-- BEGIN --

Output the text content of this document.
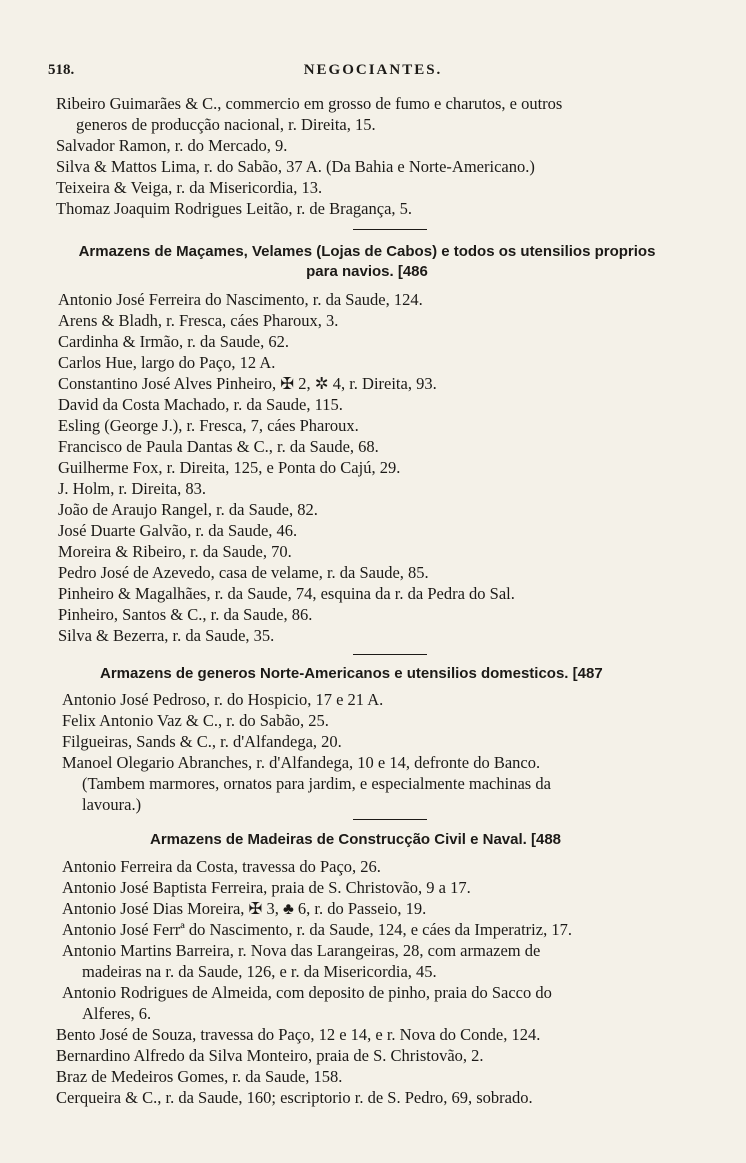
518.	NEGOCIANTES.
Ribeiro Guimarães & C., commercio em grosso de fumo e charutos, e outros
generos de producção nacional, r. Direita, 15.
Salvador Ramon, r. do Mercado, 9.
Silva & Mattos Lima, r. do Sabão, 37 A. (Da Bahia e Norte-Americano.)
Teixeira & Veiga, r. da Misericordia, 13.
Thomaz Joaquim Rodrigues Leitão, r. de Bragança, 5.
Armazens de Maçames, Velames (Lojas de Cabos) e todos os utensilios proprios
para navios. [486
Antonio José Ferreira do Nascimento, r. da Saude, 124.
Arens & Bladh, r. Fresca, cáes Pharoux, 3.
Cardinha & Irmão, r. da Saude, 62.
Carlos Hue, largo do Paço, 12 A.
Constantino José Alves Pinheiro, ✠ 2, ✲ 4, r. Direita, 93.
David da Costa Machado, r. da Saude, 115.
Esling (George J.), r. Fresca, 7, cáes Pharoux.
Francisco de Paula Dantas & C., r. da Saude, 68.
Guilherme Fox, r. Direita, 125, e Ponta do Cajú, 29.
J. Holm, r. Direita, 83.
João de Araujo Rangel, r. da Saude, 82.
José Duarte Galvão, r. da Saude, 46.
Moreira & Ribeiro, r. da Saude, 70.
Pedro José de Azevedo, casa de velame, r. da Saude, 85.
Pinheiro & Magalhães, r. da Saude, 74, esquina da r. da Pedra do Sal.
Pinheiro, Santos & C., r. da Saude, 86.
Silva & Bezerra, r. da Saude, 35.
Armazens de generos Norte-Americanos e utensilios domesticos. [487
Antonio José Pedroso, r. do Hospicio, 17 e 21 A.
Felix Antonio Vaz & C., r. do Sabão, 25.
Filgueiras, Sands & C., r. d'Alfandega, 20.
Manoel Olegario Abranches, r. d'Alfandega, 10 e 14, defronte do Banco.
(Tambem marmores, ornatos para jardim, e especialmente machinas da
lavoura.)
Armazens de Madeiras de Construcção Civil e Naval. [488
Antonio Ferreira da Costa, travessa do Paço, 26.
Antonio José Baptista Ferreira, praia de S. Christovão, 9 a 17.
Antonio José Dias Moreira, ✠ 3, ♣ 6, r. do Passeio, 19.
Antonio José Ferrª do Nascimento, r. da Saude, 124, e cáes da Imperatriz, 17.
Antonio Martins Barreira, r. Nova das Larangeiras, 28, com armazem de
madeiras na r. da Saude, 126, e r. da Misericordia, 45.
Antonio Rodrigues de Almeida, com deposito de pinho, praia do Sacco do
Alferes, 6.
Bento José de Souza, travessa do Paço, 12 e 14, e r. Nova do Conde, 124.
Bernardino Alfredo da Silva Monteiro, praia de S. Christovão, 2.
Braz de Medeiros Gomes, r. da Saude, 158.
Cerqueira & C., r. da Saude, 160; escriptorio r. de S. Pedro, 69, sobrado.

-- END --

Quote the entries above word for word. Leave the images out.

RESULT OF THIS TASK:
Output the text content of this document.
518.	NEGOCIANTES.
Ribeiro Guimarães & C., commercio em grosso de fumo e charutos, e outros
generos de producção nacional, r. Direita, 15.
Salvador Ramon, r. do Mercado, 9.
Silva & Mattos Lima, r. do Sabão, 37 A. (Da Bahia e Norte-Americano.)
Teixeira & Veiga, r. da Misericordia, 13.
Thomaz Joaquim Rodrigues Leitão, r. de Bragança, 5.
Armazens de Maçames, Velames (Lojas de Cabos) e todos os utensilios proprios
para navios. [486
Antonio José Ferreira do Nascimento, r. da Saude, 124.
Arens & Bladh, r. Fresca, cáes Pharoux, 3.
Cardinha & Irmão, r. da Saude, 62.
Carlos Hue, largo do Paço, 12 A.
Constantino José Alves Pinheiro, ✠ 2, ✲ 4, r. Direita, 93.
David da Costa Machado, r. da Saude, 115.
Esling (George J.), r. Fresca, 7, cáes Pharoux.
Francisco de Paula Dantas & C., r. da Saude, 68.
Guilherme Fox, r. Direita, 125, e Ponta do Cajú, 29.
J. Holm, r. Direita, 83.
João de Araujo Rangel, r. da Saude, 82.
José Duarte Galvão, r. da Saude, 46.
Moreira & Ribeiro, r. da Saude, 70.
Pedro José de Azevedo, casa de velame, r. da Saude, 85.
Pinheiro & Magalhães, r. da Saude, 74, esquina da r. da Pedra do Sal.
Pinheiro, Santos & C., r. da Saude, 86.
Silva & Bezerra, r. da Saude, 35.
Armazens de generos Norte-Americanos e utensilios domesticos. [487
Antonio José Pedroso, r. do Hospicio, 17 e 21 A.
Felix Antonio Vaz & C., r. do Sabão, 25.
Filgueiras, Sands & C., r. d'Alfandega, 20.
Manoel Olegario Abranches, r. d'Alfandega, 10 e 14, defronte do Banco.
(Tambem marmores, ornatos para jardim, e especialmente machinas da
lavoura.)
Armazens de Madeiras de Construcção Civil e Naval. [488
Antonio Ferreira da Costa, travessa do Paço, 26.
Antonio José Baptista Ferreira, praia de S. Christovão, 9 a 17.
Antonio José Dias Moreira, ✠ 3, ♣ 6, r. do Passeio, 19.
Antonio José Ferrª do Nascimento, r. da Saude, 124, e cáes da Imperatriz, 17.
Antonio Martins Barreira, r. Nova das Larangeiras, 28, com armazem de
madeiras na r. da Saude, 126, e r. da Misericordia, 45.
Antonio Rodrigues de Almeida, com deposito de pinho, praia do Sacco do
Alferes, 6.
Bento José de Souza, travessa do Paço, 12 e 14, e r. Nova do Conde, 124.
Bernardino Alfredo da Silva Monteiro, praia de S. Christovão, 2.
Braz de Medeiros Gomes, r. da Saude, 158.
Cerqueira & C., r. da Saude, 160; escriptorio r. de S. Pedro, 69, sobrado.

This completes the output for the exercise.